> _Task description_: Return the listing below verbatim. Pictures do not belong in the copy.

[A block of data]
****************
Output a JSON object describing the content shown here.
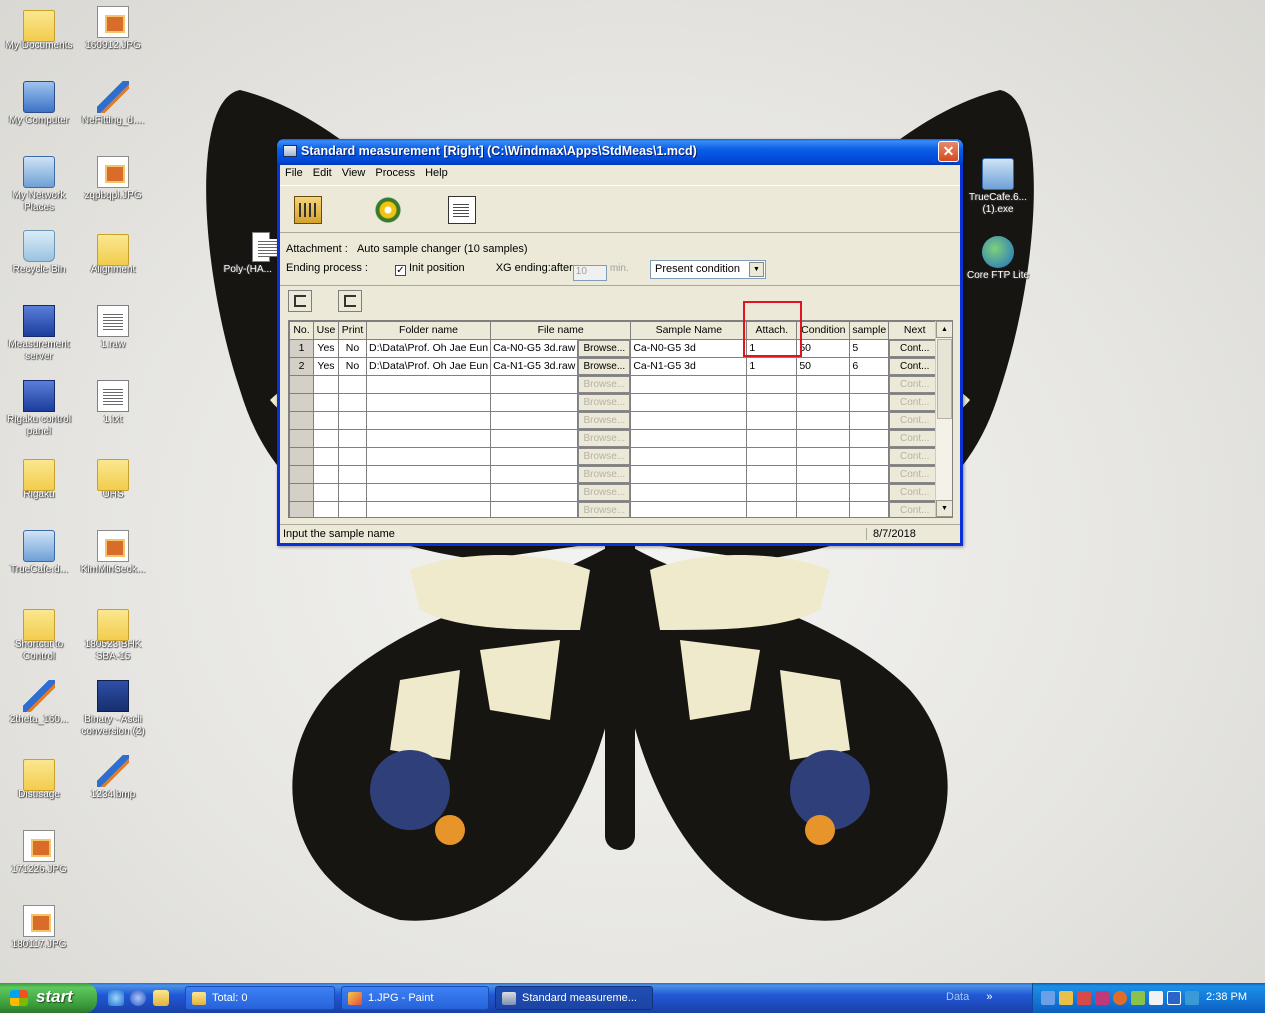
{
  "desktop": {
    "icons_left": [
      {
        "label": "My Documents",
        "icon": "folder-docs-icon"
      },
      {
        "label": "My Computer",
        "icon": "computer-icon"
      },
      {
        "label": "My Network Places",
        "icon": "network-icon"
      },
      {
        "label": "Recycle Bin",
        "icon": "recycle-bin-icon"
      },
      {
        "label": "Measurement server",
        "icon": "server-icon"
      },
      {
        "label": "Rigaku control panel",
        "icon": "control-panel-icon"
      },
      {
        "label": "Rigaku",
        "icon": "folder-icon"
      },
      {
        "label": "TrueCafe.d...",
        "icon": "network-icon"
      },
      {
        "label": "Shortcut to Control",
        "icon": "folder-icon"
      },
      {
        "label": "2theta_160...",
        "icon": "pen-icon"
      },
      {
        "label": "Disusage",
        "icon": "folder-icon"
      },
      {
        "label": "171226.JPG",
        "icon": "image-file-icon"
      },
      {
        "label": "180117.JPG",
        "icon": "image-file-icon"
      }
    ],
    "icons_right_col": [
      {
        "label": "160912.JPG",
        "icon": "image-file-icon"
      },
      {
        "label": "NeFitting_d....",
        "icon": "pen-icon"
      },
      {
        "label": "zqpbqpl.JPG",
        "icon": "image-file-icon"
      },
      {
        "label": "Alignment",
        "icon": "folder-icon"
      },
      {
        "label": "1.raw",
        "icon": "document-icon"
      },
      {
        "label": "1.txt",
        "icon": "text-file-icon"
      },
      {
        "label": "UHS",
        "icon": "folder-icon"
      },
      {
        "label": "KimMinSeok...",
        "icon": "image-file-icon"
      },
      {
        "label": "180523 BHK SBA-15",
        "icon": "folder-icon"
      },
      {
        "label": "Binary - Ascii conversion (2)",
        "icon": "floppy-icon"
      },
      {
        "label": "1234.bmp",
        "icon": "pen-icon"
      }
    ],
    "icons_far_right": [
      {
        "label": "TrueCafe.6... (1).exe",
        "icon": "network-icon"
      },
      {
        "label": "Core FTP Lite",
        "icon": "ftp-icon"
      }
    ],
    "partial_label": "Poly-(HA..."
  },
  "window": {
    "title": "Standard measurement [Right] (C:\\Windmax\\Apps\\StdMeas\\1.mcd)",
    "menu": [
      "File",
      "Edit",
      "View",
      "Process",
      "Help"
    ],
    "toolbar_icons": [
      "properties-icon",
      "gear-icon",
      "form-icon"
    ],
    "attachment_label": "Attachment :",
    "attachment_value": "Auto sample changer (10 samples)",
    "ending_label": "Ending process :",
    "init_position_label": "Init position",
    "init_position_checked": true,
    "xg_label": "XG ending:after",
    "xg_value": "10",
    "xg_unit": "min.",
    "condition_select": "Present condition",
    "grid": {
      "columns": [
        "No.",
        "Use",
        "Print",
        "Folder name",
        "File name",
        "",
        "Sample Name",
        "Attach.",
        "Condition",
        "sample",
        "Next"
      ],
      "rows": [
        {
          "no": "1",
          "use": "Yes",
          "print": "No",
          "folder": "D:\\Data\\Prof. Oh Jae Eun",
          "file": "Ca-N0-G5 3d.raw",
          "browse": "Browse...",
          "sample_name": "Ca-N0-G5 3d",
          "attach": "1",
          "condition": "50",
          "sample": "5",
          "next": "Cont..."
        },
        {
          "no": "2",
          "use": "Yes",
          "print": "No",
          "folder": "D:\\Data\\Prof. Oh Jae Eun",
          "file": "Ca-N1-G5 3d.raw",
          "browse": "Browse...",
          "sample_name": "Ca-N1-G5 3d",
          "attach": "1",
          "condition": "50",
          "sample": "6",
          "next": "Cont..."
        }
      ],
      "empty_browse": "Browse...",
      "empty_next": "Cont..."
    },
    "status_message": "Input the sample name",
    "status_date": "8/7/2018"
  },
  "taskbar": {
    "start_label": "start",
    "tasks": [
      {
        "label": "Total: 0",
        "icon": "folder-icon"
      },
      {
        "label": "1.JPG - Paint",
        "icon": "paint-icon"
      },
      {
        "label": "Standard measureme...",
        "icon": "window-icon"
      }
    ],
    "data_label": "Data",
    "chevron": "»",
    "clock": "2:38 PM"
  },
  "colors": {
    "highlight": "#e0141b",
    "titlebar": "#0a5ee6"
  }
}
****************
> _Task result_:
Output a JSON object describing the content shown here.
{
  "desktop": {
    "icons_left": [
      {
        "label": "My Documents",
        "icon": "folder-docs-icon"
      },
      {
        "label": "My Computer",
        "icon": "computer-icon"
      },
      {
        "label": "My Network Places",
        "icon": "network-icon"
      },
      {
        "label": "Recycle Bin",
        "icon": "recycle-bin-icon"
      },
      {
        "label": "Measurement server",
        "icon": "server-icon"
      },
      {
        "label": "Rigaku control panel",
        "icon": "control-panel-icon"
      },
      {
        "label": "Rigaku",
        "icon": "folder-icon"
      },
      {
        "label": "TrueCafe.d...",
        "icon": "network-icon"
      },
      {
        "label": "Shortcut to Control",
        "icon": "folder-icon"
      },
      {
        "label": "2theta_160...",
        "icon": "pen-icon"
      },
      {
        "label": "Disusage",
        "icon": "folder-icon"
      },
      {
        "label": "171226.JPG",
        "icon": "image-file-icon"
      },
      {
        "label": "180117.JPG",
        "icon": "image-file-icon"
      }
    ],
    "icons_right_col": [
      {
        "label": "160912.JPG",
        "icon": "image-file-icon"
      },
      {
        "label": "NeFitting_d....",
        "icon": "pen-icon"
      },
      {
        "label": "zqpbqpl.JPG",
        "icon": "image-file-icon"
      },
      {
        "label": "Alignment",
        "icon": "folder-icon"
      },
      {
        "label": "1.raw",
        "icon": "document-icon"
      },
      {
        "label": "1.txt",
        "icon": "text-file-icon"
      },
      {
        "label": "UHS",
        "icon": "folder-icon"
      },
      {
        "label": "KimMinSeok...",
        "icon": "image-file-icon"
      },
      {
        "label": "180523 BHK SBA-15",
        "icon": "folder-icon"
      },
      {
        "label": "Binary - Ascii conversion (2)",
        "icon": "floppy-icon"
      },
      {
        "label": "1234.bmp",
        "icon": "pen-icon"
      }
    ],
    "icons_far_right": [
      {
        "label": "TrueCafe.6... (1).exe",
        "icon": "network-icon"
      },
      {
        "label": "Core FTP Lite",
        "icon": "ftp-icon"
      }
    ],
    "partial_label": "Poly-(HA..."
  },
  "window": {
    "title": "Standard measurement [Right] (C:\\Windmax\\Apps\\StdMeas\\1.mcd)",
    "menu": [
      "File",
      "Edit",
      "View",
      "Process",
      "Help"
    ],
    "toolbar_icons": [
      "properties-icon",
      "gear-icon",
      "form-icon"
    ],
    "attachment_label": "Attachment :",
    "attachment_value": "Auto sample changer (10 samples)",
    "ending_label": "Ending process :",
    "init_position_label": "Init position",
    "init_position_checked": true,
    "xg_label": "XG ending:after",
    "xg_value": "10",
    "xg_unit": "min.",
    "condition_select": "Present condition",
    "grid": {
      "columns": [
        "No.",
        "Use",
        "Print",
        "Folder name",
        "File name",
        "",
        "Sample Name",
        "Attach.",
        "Condition",
        "sample",
        "Next"
      ],
      "rows": [
        {
          "no": "1",
          "use": "Yes",
          "print": "No",
          "folder": "D:\\Data\\Prof. Oh Jae Eun",
          "file": "Ca-N0-G5 3d.raw",
          "browse": "Browse...",
          "sample_name": "Ca-N0-G5 3d",
          "attach": "1",
          "condition": "50",
          "sample": "5",
          "next": "Cont..."
        },
        {
          "no": "2",
          "use": "Yes",
          "print": "No",
          "folder": "D:\\Data\\Prof. Oh Jae Eun",
          "file": "Ca-N1-G5 3d.raw",
          "browse": "Browse...",
          "sample_name": "Ca-N1-G5 3d",
          "attach": "1",
          "condition": "50",
          "sample": "6",
          "next": "Cont..."
        }
      ],
      "empty_browse": "Browse...",
      "empty_next": "Cont..."
    },
    "status_message": "Input the sample name",
    "status_date": "8/7/2018"
  },
  "taskbar": {
    "start_label": "start",
    "tasks": [
      {
        "label": "Total: 0",
        "icon": "folder-icon"
      },
      {
        "label": "1.JPG - Paint",
        "icon": "paint-icon"
      },
      {
        "label": "Standard measureme...",
        "icon": "window-icon"
      }
    ],
    "data_label": "Data",
    "chevron": "»",
    "clock": "2:38 PM"
  },
  "colors": {
    "highlight": "#e0141b",
    "titlebar": "#0a5ee6"
  }
}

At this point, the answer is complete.